Give the number of lines in the listing below that include the word "JSON", with nothing more.

───── DATASET EXCERPTS

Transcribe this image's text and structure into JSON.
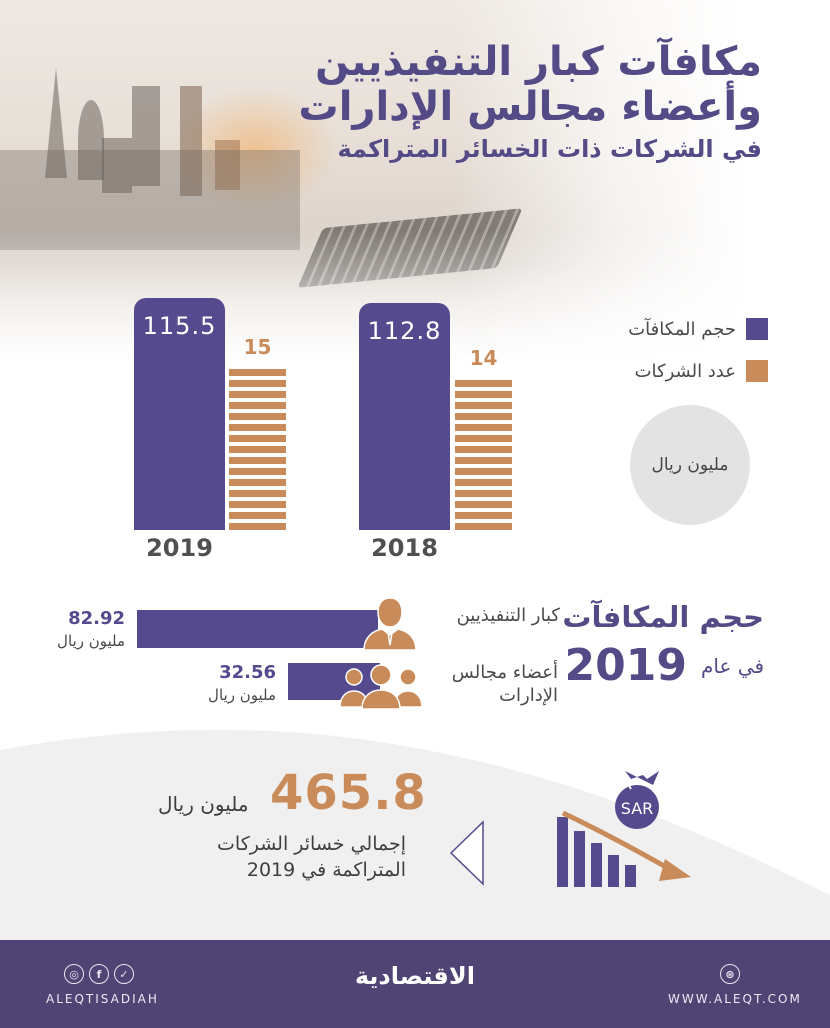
{
  "header": {
    "title_line1": "مكافآت كبار التنفيذيين",
    "title_line2": "وأعضاء مجالس الإدارات",
    "title_line3": "في الشركات ذات الخسائر المتراكمة"
  },
  "legend": {
    "items": [
      {
        "label": "حجم المكافآت",
        "color": "#564a8e"
      },
      {
        "label": "عدد الشركات",
        "color": "#c98b5a"
      }
    ],
    "unit": "مليون ريال"
  },
  "chart_data": [
    {
      "type": "bar",
      "title": "مكافآت كبار التنفيذيين وأعضاء مجالس الإدارات في الشركات ذات الخسائر المتراكمة",
      "categories": [
        "2019",
        "2018"
      ],
      "series": [
        {
          "name": "حجم المكافآت",
          "unit": "مليون ريال",
          "color": "#564a8e",
          "values": [
            115.5,
            112.8
          ]
        },
        {
          "name": "عدد الشركات",
          "color": "#c98b5a",
          "values": [
            15,
            14
          ]
        }
      ],
      "xlabel": "",
      "ylabel": "",
      "grid": false,
      "legend_position": "right"
    },
    {
      "type": "bar",
      "orientation": "horizontal",
      "title": "حجم المكافآت في عام 2019",
      "categories": [
        "كبار التنفيذيين",
        "أعضاء مجالس الإدارات"
      ],
      "values": [
        82.92,
        32.56
      ],
      "unit": "مليون ريال",
      "color": "#564a8e"
    }
  ],
  "bars": {
    "y2019": {
      "year": "2019",
      "rewards": "115.5",
      "companies": "15",
      "stripes": 15
    },
    "y2018": {
      "year": "2018",
      "rewards": "112.8",
      "companies": "14",
      "stripes": 14
    }
  },
  "section2": {
    "title": "حجم المكافآت",
    "in_year": "في عام",
    "year": "2019",
    "rows": [
      {
        "label": "كبار التنفيذيين",
        "value": "82.92",
        "unit": "مليون ريال",
        "icon": "executive-person-icon"
      },
      {
        "label_line1": "أعضاء مجالس",
        "label_line2": "الإدارات",
        "value": "32.56",
        "unit": "مليون ريال",
        "icon": "board-members-group-icon"
      }
    ]
  },
  "losses": {
    "value": "465.8",
    "unit": "مليون ريال",
    "desc_line1": "إجمالي خسائر الشركات",
    "desc_line2": "المتراكمة في 2019",
    "icon_text": "SAR"
  },
  "footer": {
    "handle": "ALEQTISADIAH",
    "brand": "الاقتصادية",
    "website": "WWW.ALEQT.COM",
    "social_icons": [
      "instagram-icon",
      "facebook-icon",
      "twitter-icon"
    ],
    "web_icon": "globe-icon"
  }
}
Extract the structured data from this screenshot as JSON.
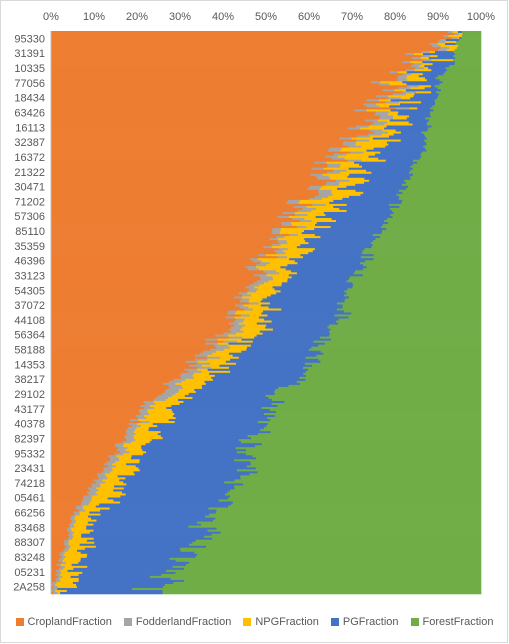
{
  "chart_data": {
    "type": "bar",
    "orientation": "horizontal",
    "stacked": "100%",
    "x_ticks": [
      "0%",
      "10%",
      "20%",
      "30%",
      "40%",
      "50%",
      "60%",
      "70%",
      "80%",
      "90%",
      "100%"
    ],
    "x_axis_position": "top",
    "category_labels_shown": [
      "95330",
      "31391",
      "10335",
      "77056",
      "18434",
      "63426",
      "16113",
      "32387",
      "16372",
      "21322",
      "30471",
      "71202",
      "57306",
      "85110",
      "35359",
      "46396",
      "33123",
      "54305",
      "37072",
      "44108",
      "56364",
      "58188",
      "14353",
      "38217",
      "29102",
      "43177",
      "40378",
      "82397",
      "95332",
      "23431",
      "74218",
      "05461",
      "66256",
      "83468",
      "88307",
      "83248",
      "05231",
      "2A258"
    ],
    "legend_position": "bottom",
    "grid": false,
    "series": [
      {
        "name": "CroplandFraction",
        "color": "#ED7D31",
        "values": [
          0.93,
          0.88,
          0.85,
          0.8,
          0.77,
          0.75,
          0.72,
          0.7,
          0.67,
          0.64,
          0.62,
          0.59,
          0.56,
          0.54,
          0.51,
          0.49,
          0.47,
          0.45,
          0.44,
          0.42,
          0.39,
          0.36,
          0.33,
          0.29,
          0.24,
          0.21,
          0.19,
          0.16,
          0.14,
          0.12,
          0.09,
          0.07,
          0.05,
          0.04,
          0.03,
          0.02,
          0.01,
          0.0
        ]
      },
      {
        "name": "FodderlandFraction",
        "color": "#A5A5A5",
        "values": [
          0.01,
          0.02,
          0.02,
          0.02,
          0.03,
          0.03,
          0.03,
          0.03,
          0.03,
          0.03,
          0.03,
          0.03,
          0.03,
          0.02,
          0.02,
          0.02,
          0.03,
          0.02,
          0.02,
          0.02,
          0.03,
          0.03,
          0.03,
          0.03,
          0.03,
          0.02,
          0.02,
          0.02,
          0.02,
          0.02,
          0.02,
          0.02,
          0.01,
          0.01,
          0.01,
          0.01,
          0.01,
          0.01
        ]
      },
      {
        "name": "NPGFraction",
        "color": "#FFC000",
        "values": [
          0.01,
          0.02,
          0.03,
          0.03,
          0.04,
          0.04,
          0.05,
          0.05,
          0.06,
          0.06,
          0.06,
          0.06,
          0.06,
          0.06,
          0.06,
          0.06,
          0.05,
          0.05,
          0.05,
          0.05,
          0.05,
          0.05,
          0.05,
          0.05,
          0.05,
          0.05,
          0.05,
          0.05,
          0.05,
          0.05,
          0.05,
          0.05,
          0.04,
          0.04,
          0.04,
          0.03,
          0.03,
          0.02
        ]
      },
      {
        "name": "PGFraction",
        "color": "#4472C4",
        "values": [
          0.01,
          0.02,
          0.04,
          0.05,
          0.06,
          0.07,
          0.08,
          0.09,
          0.1,
          0.11,
          0.12,
          0.13,
          0.14,
          0.15,
          0.16,
          0.16,
          0.17,
          0.17,
          0.17,
          0.18,
          0.18,
          0.18,
          0.19,
          0.2,
          0.21,
          0.22,
          0.23,
          0.24,
          0.25,
          0.26,
          0.26,
          0.27,
          0.27,
          0.27,
          0.26,
          0.24,
          0.22,
          0.2
        ]
      },
      {
        "name": "ForestFraction",
        "color": "#70AD47",
        "values": [
          0.04,
          0.06,
          0.06,
          0.1,
          0.1,
          0.11,
          0.12,
          0.13,
          0.14,
          0.16,
          0.17,
          0.19,
          0.21,
          0.23,
          0.25,
          0.27,
          0.28,
          0.31,
          0.32,
          0.33,
          0.35,
          0.38,
          0.4,
          0.43,
          0.47,
          0.5,
          0.51,
          0.53,
          0.54,
          0.55,
          0.58,
          0.59,
          0.63,
          0.64,
          0.66,
          0.7,
          0.73,
          0.77
        ]
      }
    ]
  }
}
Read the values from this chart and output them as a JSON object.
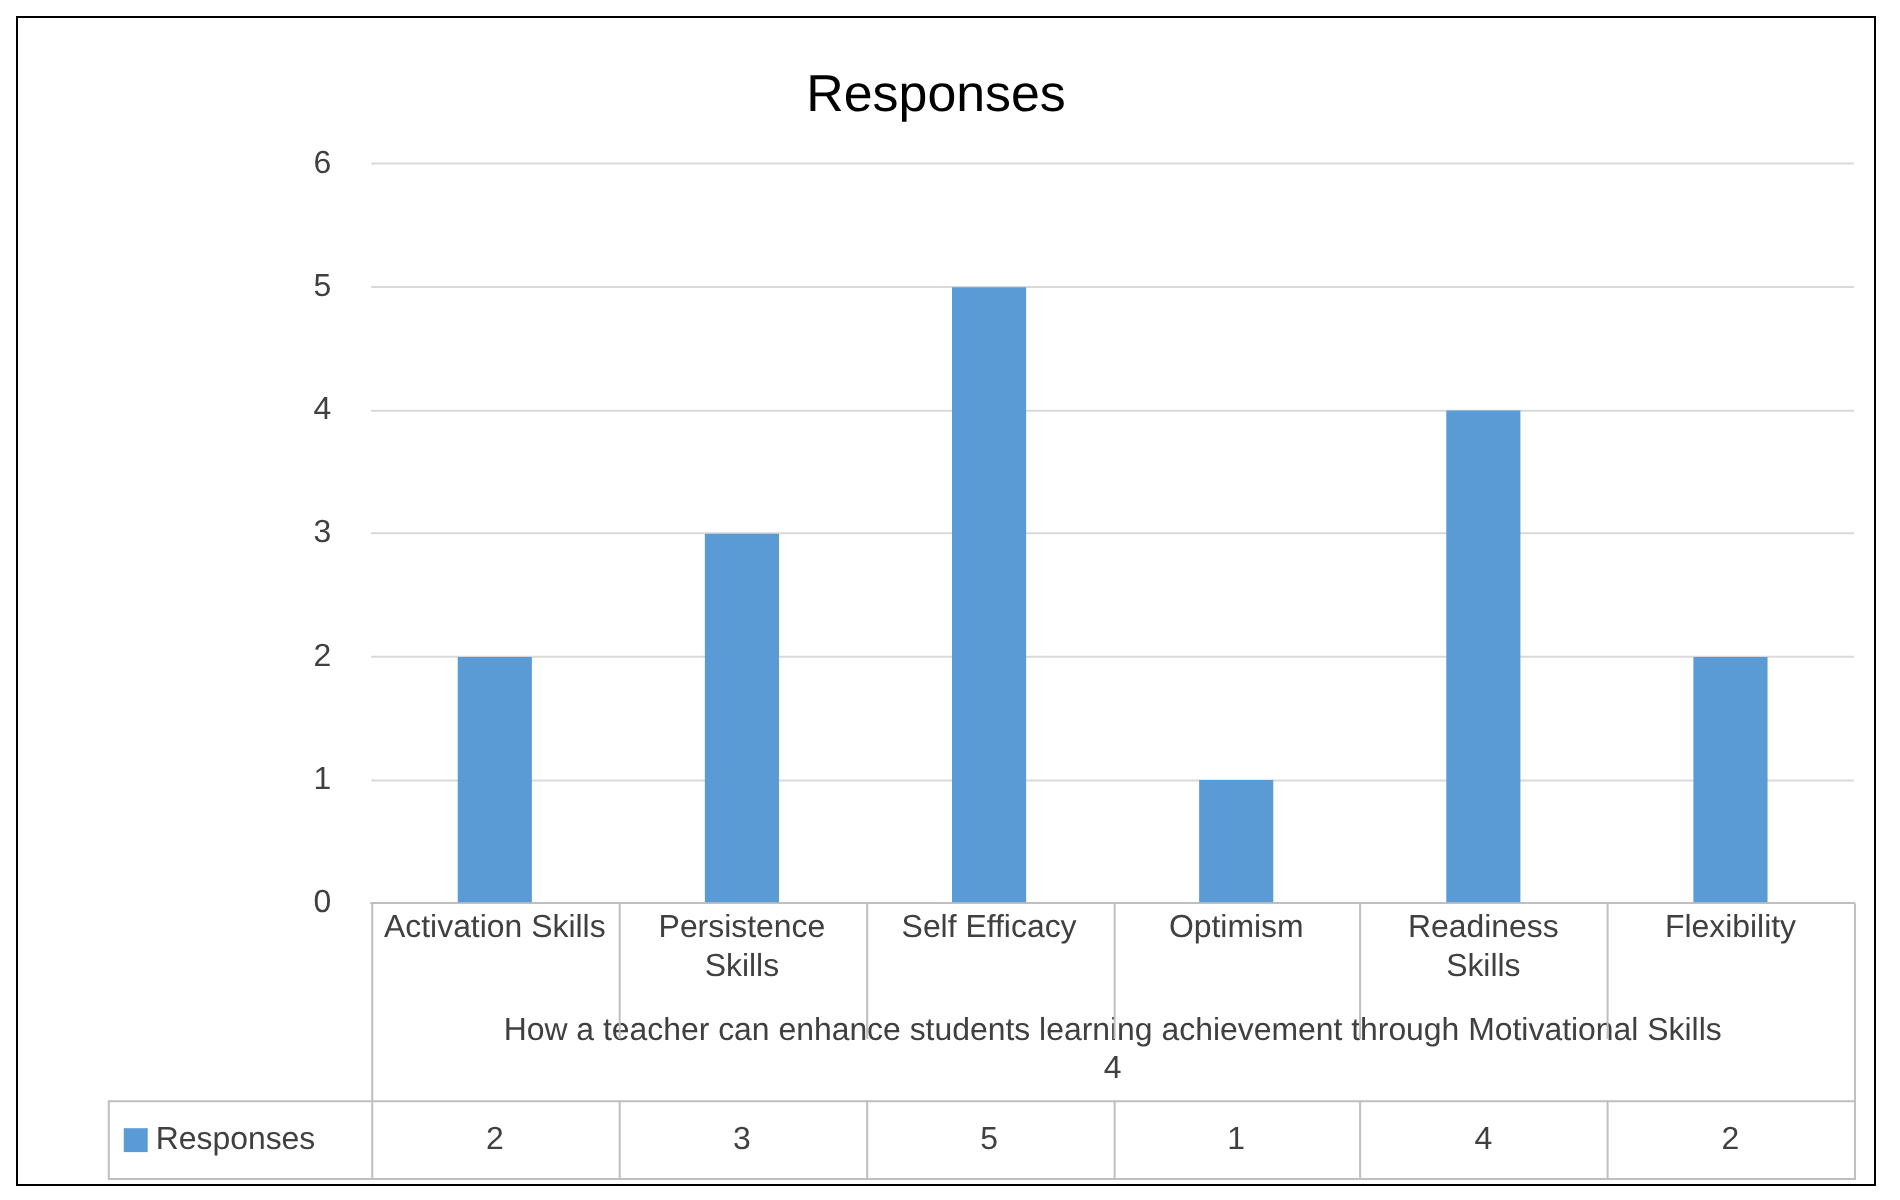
{
  "chart_data": {
    "type": "bar",
    "title": "Responses",
    "xlabel": "How a teacher can enhance students learning achievement through Motivational Skills\n4",
    "categories": [
      "Activation Skills",
      "Persistence Skills",
      "Self Efficacy",
      "Optimism",
      "Readiness Skills",
      "Flexibility"
    ],
    "series": [
      {
        "name": "Responses",
        "color": "#5b9bd5",
        "values": [
          2,
          3,
          5,
          1,
          4,
          2
        ]
      }
    ],
    "ylim": [
      0,
      6
    ],
    "yticks": [
      0,
      1,
      2,
      3,
      4,
      5,
      6
    ],
    "grid": "y",
    "legend": "bottom",
    "data_labels": true
  }
}
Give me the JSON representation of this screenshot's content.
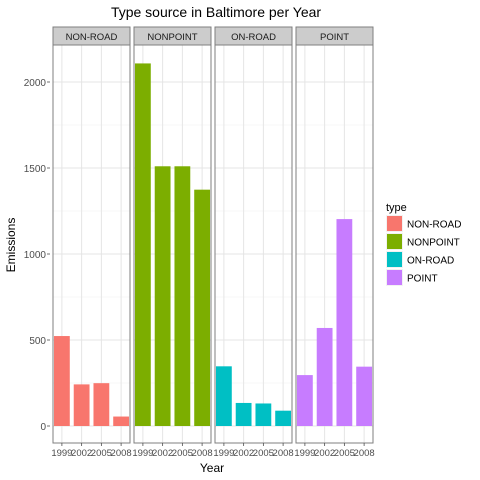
{
  "chart_data": {
    "type": "bar",
    "title": "Type source in Baltimore per Year",
    "xlabel": "Year",
    "ylabel": "Emissions",
    "x": [
      1999,
      2002,
      2005,
      2008
    ],
    "x_tick_labels": [
      "1999",
      "2002",
      "2005",
      "2008"
    ],
    "ylim": [
      0,
      2200
    ],
    "y_ticks": [
      0,
      500,
      1000,
      1500,
      2000
    ],
    "grid": true,
    "legend": {
      "title": "type",
      "position": "right"
    },
    "panels": [
      {
        "name": "NON-ROAD",
        "color": "#F8766D",
        "values": [
          523,
          242,
          249,
          55
        ]
      },
      {
        "name": "NONPOINT",
        "color": "#7CAE00",
        "values": [
          2108,
          1510,
          1510,
          1374
        ]
      },
      {
        "name": "ON-ROAD",
        "color": "#00BFC4",
        "values": [
          347,
          134,
          131,
          89
        ]
      },
      {
        "name": "POINT",
        "color": "#C77CFF",
        "values": [
          296,
          570,
          1203,
          345
        ]
      }
    ]
  }
}
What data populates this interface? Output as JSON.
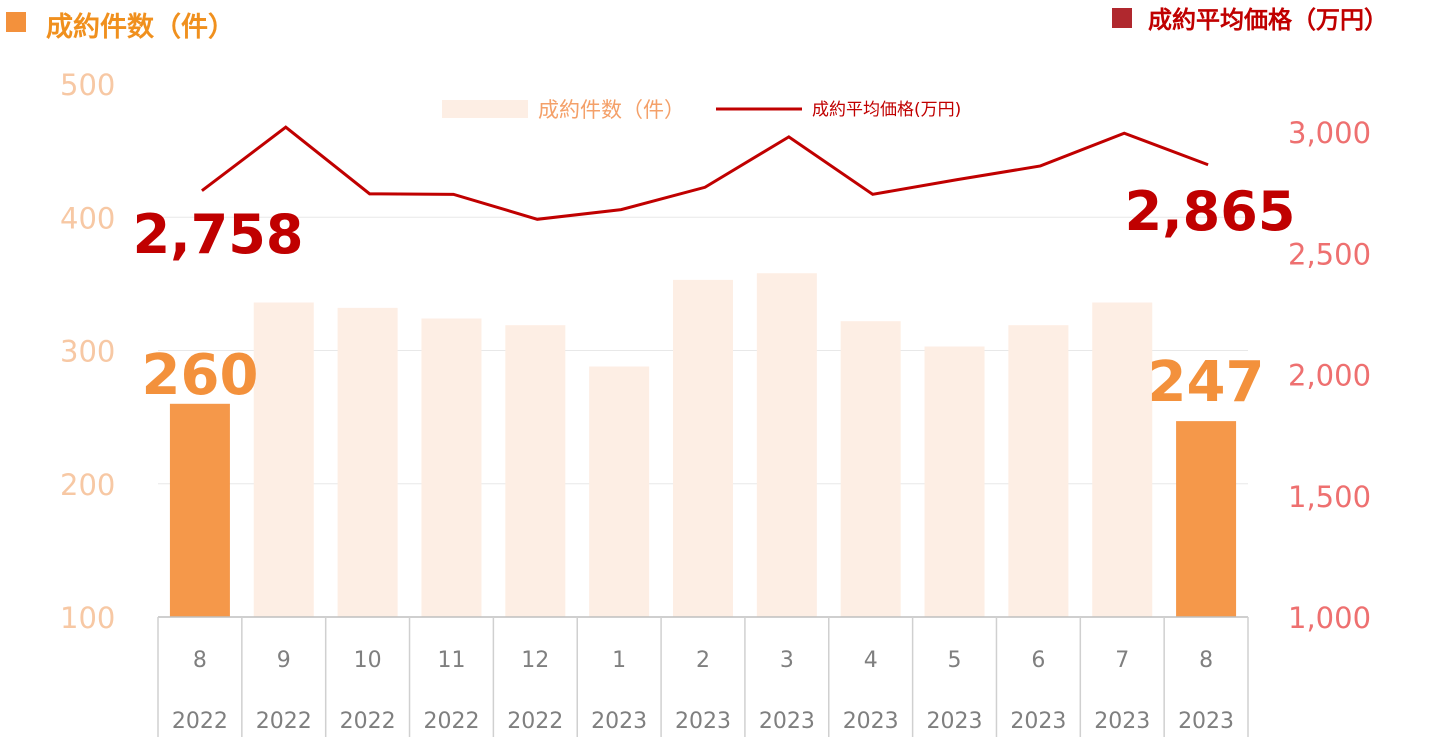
{
  "header": {
    "left_title": "成約件数（件）",
    "right_title": "成約平均価格（万円）"
  },
  "legend": {
    "bar_label": "成約件数（件）",
    "line_label": "成約平均価格(万円)"
  },
  "colors": {
    "bar_highlight": "#F5984A",
    "bar_muted": "#FDEEE4",
    "line": "#C00000",
    "left_axis_text": "#F7C8A4",
    "right_axis_text": "#EE7070",
    "left_title": "#F0901E",
    "right_title": "#C00000",
    "grid": "#E8E8E8",
    "xaxis_text": "#7F7F7F"
  },
  "chart_data": {
    "type": "bar",
    "categories": [
      {
        "month": "8",
        "year": "2022"
      },
      {
        "month": "9",
        "year": "2022"
      },
      {
        "month": "10",
        "year": "2022"
      },
      {
        "month": "11",
        "year": "2022"
      },
      {
        "month": "12",
        "year": "2022"
      },
      {
        "month": "1",
        "year": "2023"
      },
      {
        "month": "2",
        "year": "2023"
      },
      {
        "month": "3",
        "year": "2023"
      },
      {
        "month": "4",
        "year": "2023"
      },
      {
        "month": "5",
        "year": "2023"
      },
      {
        "month": "6",
        "year": "2023"
      },
      {
        "month": "7",
        "year": "2023"
      },
      {
        "month": "8",
        "year": "2023"
      }
    ],
    "series": [
      {
        "name": "成約件数（件）",
        "type": "bar",
        "axis": "left",
        "values": [
          260,
          336,
          332,
          324,
          319,
          288,
          353,
          358,
          322,
          303,
          319,
          336,
          247
        ],
        "highlight": [
          true,
          false,
          false,
          false,
          false,
          false,
          false,
          false,
          false,
          false,
          false,
          false,
          true
        ]
      },
      {
        "name": "成約平均価格(万円)",
        "type": "line",
        "axis": "right",
        "values": [
          2758,
          3020,
          2745,
          2743,
          2640,
          2680,
          2772,
          2980,
          2743,
          2803,
          2860,
          2995,
          2865
        ]
      }
    ],
    "y_left": {
      "min": 100,
      "max": 500,
      "ticks": [
        "100",
        "200",
        "300",
        "400",
        "500"
      ]
    },
    "y_right": {
      "min": 1000,
      "max": 3200,
      "ticks": [
        "1,000",
        "1,500",
        "2,000",
        "2,500",
        "3,000"
      ]
    },
    "data_labels": {
      "bar_first": "260",
      "bar_last": "247",
      "line_first": "2,758",
      "line_last": "2,865"
    },
    "legend_position": "top-center",
    "grid": true
  }
}
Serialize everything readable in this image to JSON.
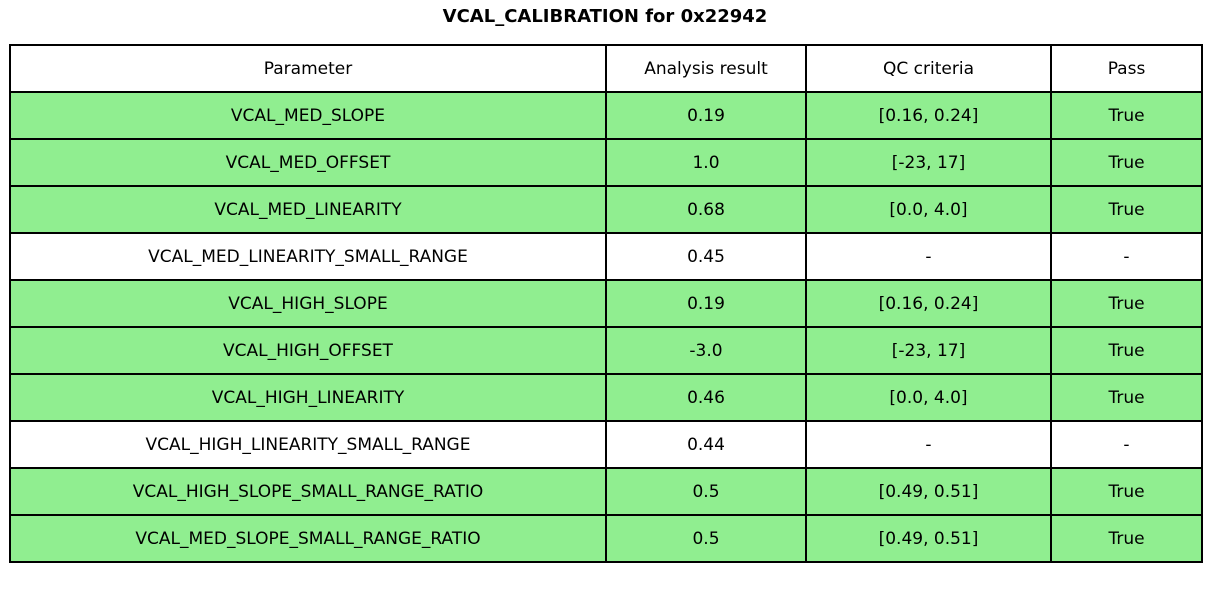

──────────

RESULT OF THE EXERCISE: 6